[Data items]

—————

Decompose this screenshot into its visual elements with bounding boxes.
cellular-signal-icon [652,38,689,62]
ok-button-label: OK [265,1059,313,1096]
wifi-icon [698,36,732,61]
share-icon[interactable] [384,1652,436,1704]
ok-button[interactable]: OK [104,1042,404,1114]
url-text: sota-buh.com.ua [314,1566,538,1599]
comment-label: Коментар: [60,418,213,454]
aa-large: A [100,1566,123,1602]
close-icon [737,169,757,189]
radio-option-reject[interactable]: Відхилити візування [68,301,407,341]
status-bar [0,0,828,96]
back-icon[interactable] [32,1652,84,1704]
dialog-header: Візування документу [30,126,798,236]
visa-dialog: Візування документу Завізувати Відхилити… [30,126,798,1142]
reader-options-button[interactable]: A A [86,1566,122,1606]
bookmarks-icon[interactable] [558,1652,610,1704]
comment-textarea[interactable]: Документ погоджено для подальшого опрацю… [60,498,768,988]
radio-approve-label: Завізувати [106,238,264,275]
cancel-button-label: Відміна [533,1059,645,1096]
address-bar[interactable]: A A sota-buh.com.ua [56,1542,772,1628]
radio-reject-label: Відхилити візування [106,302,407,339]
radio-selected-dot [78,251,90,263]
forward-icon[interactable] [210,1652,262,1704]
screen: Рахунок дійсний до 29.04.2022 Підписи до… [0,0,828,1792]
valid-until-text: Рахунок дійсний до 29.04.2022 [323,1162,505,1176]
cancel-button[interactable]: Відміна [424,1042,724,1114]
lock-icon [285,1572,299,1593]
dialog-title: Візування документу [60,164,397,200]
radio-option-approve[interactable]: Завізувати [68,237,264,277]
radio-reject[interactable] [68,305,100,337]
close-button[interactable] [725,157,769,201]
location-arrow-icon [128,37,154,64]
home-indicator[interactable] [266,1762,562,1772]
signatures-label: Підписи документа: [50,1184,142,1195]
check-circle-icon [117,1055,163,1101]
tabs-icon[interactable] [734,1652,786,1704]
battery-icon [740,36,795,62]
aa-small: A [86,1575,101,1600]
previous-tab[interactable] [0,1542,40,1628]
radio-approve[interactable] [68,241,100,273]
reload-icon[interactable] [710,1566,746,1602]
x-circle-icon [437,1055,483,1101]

—————

● **What the exercise asks**
Please rewrite the lines above as a JSON list of strings, with one string for each line and blank lines left out.

● **Written reply**
[
  "Decompose this screenshot into its visual elements with bounding boxes.",
  "cellular-signal-icon [652,38,689,62]",
  "ok-button-label: OK [265,1059,313,1096]",
  "wifi-icon [698,36,732,61]",
  "share-icon[interactable] [384,1652,436,1704]",
  "ok-button[interactable]: OK [104,1042,404,1114]",
  "url-text: sota-buh.com.ua [314,1566,538,1599]",
  "comment-label: Коментар: [60,418,213,454]",
  "aa-large: A [100,1566,123,1602]",
  "close-icon [737,169,757,189]",
  "radio-option-reject[interactable]: Відхилити візування [68,301,407,341]",
  "status-bar [0,0,828,96]",
  "back-icon[interactable] [32,1652,84,1704]",
  "dialog-header: Візування документу [30,126,798,236]",
  "visa-dialog: Візування документу Завізувати Відхилити… [30,126,798,1142]",
  "reader-options-button[interactable]: A A [86,1566,122,1606]",
  "bookmarks-icon[interactable] [558,1652,610,1704]",
  "comment-textarea[interactable]: Документ погоджено для подальшого опрацю… [60,498,768,988]",
  "radio-approve-label: Завізувати [106,238,264,275]",
  "cancel-button-label: Відміна [533,1059,645,1096]",
  "address-bar[interactable]: A A sota-buh.com.ua [56,1542,772,1628]",
  "radio-reject-label: Відхилити візування [106,302,407,339]",
  "radio-selected-dot [78,251,90,263]",
  "forward-icon[interactable] [210,1652,262,1704]",
  "screen: Рахунок дійсний до 29.04.2022 Підписи до… [0,0,828,1792]",
  "valid-until-text: Рахунок дійсний до 29.04.2022 [323,1162,505,1176]",
  "cancel-button[interactable]: Відміна [424,1042,724,1114]",
  "lock-icon [285,1572,299,1593]",
  "dialog-title: Візування документу [60,164,397,200]",
  "radio-option-approve[interactable]: Завізувати [68,237,264,277]",
  "radio-reject[interactable] [68,305,100,337]",
  "close-button[interactable] [725,157,769,201]",
  "location-arrow-icon [128,37,154,64]",
  "home-indicator[interactable] [266,1762,562,1772]",
  "signatures-label: Підписи документа: [50,1184,142,1195]",
  "check-circle-icon [117,1055,163,1101]",
  "tabs-icon[interactable] [734,1652,786,1704]",
  "battery-icon [740,36,795,62]",
  "aa-small: A [86,1575,101,1600]",
  "previous-tab[interactable] [0,1542,40,1628]",
  "radio-approve[interactable] [68,241,100,273]",
  "reload-icon[interactable] [710,1566,746,1602]",
  "x-circle-icon [437,1055,483,1101]"
]